Exercise aim:
Retype each entry below exactly as it stands.

Dataset excerpts:
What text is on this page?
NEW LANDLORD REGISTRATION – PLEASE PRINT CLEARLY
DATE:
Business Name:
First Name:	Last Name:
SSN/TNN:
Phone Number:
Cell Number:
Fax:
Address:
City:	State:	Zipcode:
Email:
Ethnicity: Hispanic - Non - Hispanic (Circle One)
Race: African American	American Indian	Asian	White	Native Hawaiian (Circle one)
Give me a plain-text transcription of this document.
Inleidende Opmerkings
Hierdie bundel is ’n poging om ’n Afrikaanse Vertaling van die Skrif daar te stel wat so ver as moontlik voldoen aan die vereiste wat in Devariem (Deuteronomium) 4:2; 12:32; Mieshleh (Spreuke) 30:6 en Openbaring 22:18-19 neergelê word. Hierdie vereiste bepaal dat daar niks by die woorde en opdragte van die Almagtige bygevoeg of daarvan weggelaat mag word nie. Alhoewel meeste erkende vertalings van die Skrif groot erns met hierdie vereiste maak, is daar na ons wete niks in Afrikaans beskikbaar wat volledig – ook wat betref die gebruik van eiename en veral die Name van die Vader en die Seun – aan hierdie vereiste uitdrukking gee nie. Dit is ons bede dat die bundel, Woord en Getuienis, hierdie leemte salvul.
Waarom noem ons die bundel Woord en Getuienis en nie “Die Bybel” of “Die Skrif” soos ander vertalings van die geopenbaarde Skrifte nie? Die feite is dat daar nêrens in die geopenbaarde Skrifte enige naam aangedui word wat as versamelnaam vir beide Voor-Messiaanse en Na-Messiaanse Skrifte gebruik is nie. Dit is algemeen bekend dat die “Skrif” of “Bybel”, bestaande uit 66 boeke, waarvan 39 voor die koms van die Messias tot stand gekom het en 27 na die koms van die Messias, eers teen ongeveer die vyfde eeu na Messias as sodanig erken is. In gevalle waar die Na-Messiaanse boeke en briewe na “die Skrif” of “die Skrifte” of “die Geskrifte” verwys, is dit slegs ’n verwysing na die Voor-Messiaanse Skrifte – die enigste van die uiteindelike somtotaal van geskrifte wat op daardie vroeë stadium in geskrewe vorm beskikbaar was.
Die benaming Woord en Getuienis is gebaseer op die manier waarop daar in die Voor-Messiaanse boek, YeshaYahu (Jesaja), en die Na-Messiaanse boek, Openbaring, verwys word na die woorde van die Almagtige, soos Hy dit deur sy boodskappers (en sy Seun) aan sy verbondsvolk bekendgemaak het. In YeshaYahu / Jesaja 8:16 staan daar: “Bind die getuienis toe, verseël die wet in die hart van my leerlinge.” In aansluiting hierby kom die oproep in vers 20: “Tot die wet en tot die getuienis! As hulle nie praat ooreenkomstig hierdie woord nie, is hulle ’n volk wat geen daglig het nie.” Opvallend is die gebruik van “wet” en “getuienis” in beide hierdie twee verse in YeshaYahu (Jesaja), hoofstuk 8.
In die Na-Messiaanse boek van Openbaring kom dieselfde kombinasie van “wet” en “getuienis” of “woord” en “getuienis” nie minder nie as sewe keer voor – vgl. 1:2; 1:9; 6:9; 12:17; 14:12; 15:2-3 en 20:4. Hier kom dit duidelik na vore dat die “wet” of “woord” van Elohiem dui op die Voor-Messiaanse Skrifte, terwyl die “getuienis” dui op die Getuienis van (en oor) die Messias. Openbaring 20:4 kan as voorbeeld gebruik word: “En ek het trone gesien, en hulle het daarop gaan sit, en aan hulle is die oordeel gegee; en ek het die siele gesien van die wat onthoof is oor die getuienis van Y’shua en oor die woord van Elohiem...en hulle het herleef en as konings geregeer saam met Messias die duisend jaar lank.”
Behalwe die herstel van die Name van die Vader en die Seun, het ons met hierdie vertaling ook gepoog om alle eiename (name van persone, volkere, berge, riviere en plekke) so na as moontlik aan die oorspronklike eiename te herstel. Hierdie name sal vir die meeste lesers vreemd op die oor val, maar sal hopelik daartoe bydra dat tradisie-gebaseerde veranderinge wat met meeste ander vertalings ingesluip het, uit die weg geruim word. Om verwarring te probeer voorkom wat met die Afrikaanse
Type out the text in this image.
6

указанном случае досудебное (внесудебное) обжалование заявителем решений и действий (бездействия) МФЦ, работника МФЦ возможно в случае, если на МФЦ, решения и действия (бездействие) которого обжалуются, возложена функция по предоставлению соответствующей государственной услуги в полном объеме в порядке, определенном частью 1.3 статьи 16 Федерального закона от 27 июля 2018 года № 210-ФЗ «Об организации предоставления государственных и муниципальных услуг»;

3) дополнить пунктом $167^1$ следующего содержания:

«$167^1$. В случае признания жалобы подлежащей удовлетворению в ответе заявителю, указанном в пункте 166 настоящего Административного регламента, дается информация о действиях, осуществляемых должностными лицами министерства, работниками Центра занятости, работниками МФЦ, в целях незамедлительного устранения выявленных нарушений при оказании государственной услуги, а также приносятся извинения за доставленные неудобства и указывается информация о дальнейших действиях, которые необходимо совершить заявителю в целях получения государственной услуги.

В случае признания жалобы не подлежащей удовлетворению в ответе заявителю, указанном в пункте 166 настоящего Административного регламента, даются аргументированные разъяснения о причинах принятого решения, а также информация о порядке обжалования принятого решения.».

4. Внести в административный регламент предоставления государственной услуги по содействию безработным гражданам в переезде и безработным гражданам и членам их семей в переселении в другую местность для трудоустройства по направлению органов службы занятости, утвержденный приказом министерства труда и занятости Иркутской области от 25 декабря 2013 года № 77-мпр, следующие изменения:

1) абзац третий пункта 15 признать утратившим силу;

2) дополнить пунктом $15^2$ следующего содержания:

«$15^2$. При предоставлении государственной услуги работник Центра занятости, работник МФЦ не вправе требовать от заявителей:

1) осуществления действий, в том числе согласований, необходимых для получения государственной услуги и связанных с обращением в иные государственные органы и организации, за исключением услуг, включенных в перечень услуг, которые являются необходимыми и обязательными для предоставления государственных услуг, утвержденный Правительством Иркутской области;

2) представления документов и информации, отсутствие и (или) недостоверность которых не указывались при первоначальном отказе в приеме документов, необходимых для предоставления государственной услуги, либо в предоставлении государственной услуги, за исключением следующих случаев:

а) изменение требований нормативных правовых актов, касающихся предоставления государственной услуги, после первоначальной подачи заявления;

The solution:
What text is on this page?
NEW LANDLORD REGISTRATION – PLEASE PRINT CLEARLY
DATE:
Business Name:
First Name:	Last Name:
SSN/TNN:
Phone Number:
Cell Number:
Fax:
Address:
City:	State:	Zipcode:
Email:
Ethnicity: Hispanic - Non - Hispanic (Circle One)
Race: African American	American Indian	Asian	White	Native Hawaiian (Circle one)
Give me a plain-text transcription of this document.
Inleidende Opmerkings
Hierdie bundel is ’n poging om ’n Afrikaanse Vertaling van die Skrif daar te stel wat so ver as moontlik voldoen aan die vereiste wat in Devariem (Deuteronomium) 4:2; 12:32; Mieshleh (Spreuke) 30:6 en Openbaring 22:18-19 neergelê word. Hierdie vereiste bepaal dat daar niks by die woorde en opdragte van die Almagtige bygevoeg of daarvan weggelaat mag word nie. Alhoewel meeste erkende vertalings van die Skrif groot erns met hierdie vereiste maak, is daar na ons wete niks in Afrikaans beskikbaar wat volledig – ook wat betref die gebruik van eiename en veral die Name van die Vader en die Seun – aan hierdie vereiste uitdrukking gee nie. Dit is ons bede dat die bundel, Woord en Getuienis, hierdie leemte salvul.
Waarom noem ons die bundel Woord en Getuienis en nie “Die Bybel” of “Die Skrif” soos ander vertalings van die geopenbaarde Skrifte nie? Die feite is dat daar nêrens in die geopenbaarde Skrifte enige naam aangedui word wat as versamelnaam vir beide Voor-Messiaanse en Na-Messiaanse Skrifte gebruik is nie. Dit is algemeen bekend dat die “Skrif” of “Bybel”, bestaande uit 66 boeke, waarvan 39 voor die koms van die Messias tot stand gekom het en 27 na die koms van die Messias, eers teen ongeveer die vyfde eeu na Messias as sodanig erken is. In gevalle waar die Na-Messiaanse boeke en briewe na “die Skrif” of “die Skrifte” of “die Geskrifte” verwys, is dit slegs ’n verwysing na die Voor-Messiaanse Skrifte – die enigste van die uiteindelike somtotaal van geskrifte wat op daardie vroeë stadium in geskrewe vorm beskikbaar was.
Die benaming Woord en Getuienis is gebaseer op die manier waarop daar in die Voor-Messiaanse boek, YeshaYahu (Jesaja), en die Na-Messiaanse boek, Openbaring, verwys word na die woorde van die Almagtige, soos Hy dit deur sy boodskappers (en sy Seun) aan sy verbondsvolk bekendgemaak het. In YeshaYahu / Jesaja 8:16 staan daar: “Bind die getuienis toe, verseël die wet in die hart van my leerlinge.” In aansluiting hierby kom die oproep in vers 20: “Tot die wet en tot die getuienis! As hulle nie praat ooreenkomstig hierdie woord nie, is hulle ’n volk wat geen daglig het nie.” Opvallend is die gebruik van “wet” en “getuienis” in beide hierdie twee verse in YeshaYahu (Jesaja), hoofstuk 8.
In die Na-Messiaanse boek van Openbaring kom dieselfde kombinasie van “wet” en “getuienis” of “woord” en “getuienis” nie minder nie as sewe keer voor – vgl. 1:2; 1:9; 6:9; 12:17; 14:12; 15:2-3 en 20:4. Hier kom dit duidelik na vore dat die “wet” of “woord” van Elohiem dui op die Voor-Messiaanse Skrifte, terwyl die “getuienis” dui op die Getuienis van (en oor) die Messias. Openbaring 20:4 kan as voorbeeld gebruik word: “En ek het trone gesien, en hulle het daarop gaan sit, en aan hulle is die oordeel gegee; en ek het die siele gesien van die wat onthoof is oor die getuienis van Y’shua en oor die woord van Elohiem...en hulle het herleef en as konings geregeer saam met Messias die duisend jaar lank.”
Behalwe die herstel van die Name van die Vader en die Seun, het ons met hierdie vertaling ook gepoog om alle eiename (name van persone, volkere, berge, riviere en plekke) so na as moontlik aan die oorspronklike eiename te herstel. Hierdie name sal vir die meeste lesers vreemd op die oor val, maar sal hopelik daartoe bydra dat tradisie-gebaseerde veranderinge wat met meeste ander vertalings ingesluip het, uit die weg geruim word. Om verwarring te probeer voorkom wat met die Afrikaanse
Type out the text in this image.
6

указанном случае досудебное (внесудебное) обжалование заявителем решений и действий (бездействия) МФЦ, работника МФЦ возможно в случае, если на МФЦ, решения и действия (бездействие) которого обжалуются, возложена функция по предоставлению соответствующей государственной услуги в полном объеме в порядке, определенном частью 1.3 статьи 16 Федерального закона от 27 июля 2018 года № 210-ФЗ «Об организации предоставления государственных и муниципальных услуг»;

3) дополнить пунктом $167^1$ следующего содержания:

«$167^1$. В случае признания жалобы подлежащей удовлетворению в ответе заявителю, указанном в пункте 166 настоящего Административного регламента, дается информация о действиях, осуществляемых должностными лицами министерства, работниками Центра занятости, работниками МФЦ, в целях незамедлительного устранения выявленных нарушений при оказании государственной услуги, а также приносятся извинения за доставленные неудобства и указывается информация о дальнейших действиях, которые необходимо совершить заявителю в целях получения государственной услуги.

В случае признания жалобы не подлежащей удовлетворению в ответе заявителю, указанном в пункте 166 настоящего Административного регламента, даются аргументированные разъяснения о причинах принятого решения, а также информация о порядке обжалования принятого решения.».

4. Внести в административный регламент предоставления государственной услуги по содействию безработным гражданам в переезде и безработным гражданам и членам их семей в переселении в другую местность для трудоустройства по направлению органов службы занятости, утвержденный приказом министерства труда и занятости Иркутской области от 25 декабря 2013 года № 77-мпр, следующие изменения:

1) абзац третий пункта 15 признать утратившим силу;

2) дополнить пунктом $15^2$ следующего содержания:

«$15^2$. При предоставлении государственной услуги работник Центра занятости, работник МФЦ не вправе требовать от заявителей:

1) осуществления действий, в том числе согласований, необходимых для получения государственной услуги и связанных с обращением в иные государственные органы и организации, за исключением услуг, включенных в перечень услуг, которые являются необходимыми и обязательными для предоставления государственных услуг, утвержденный Правительством Иркутской области;

2) представления документов и информации, отсутствие и (или) недостоверность которых не указывались при первоначальном отказе в приеме документов, необходимых для предоставления государственной услуги, либо в предоставлении государственной услуги, за исключением следующих случаев:

а) изменение требований нормативных правовых актов, касающихся предоставления государственной услуги, после первоначальной подачи заявления;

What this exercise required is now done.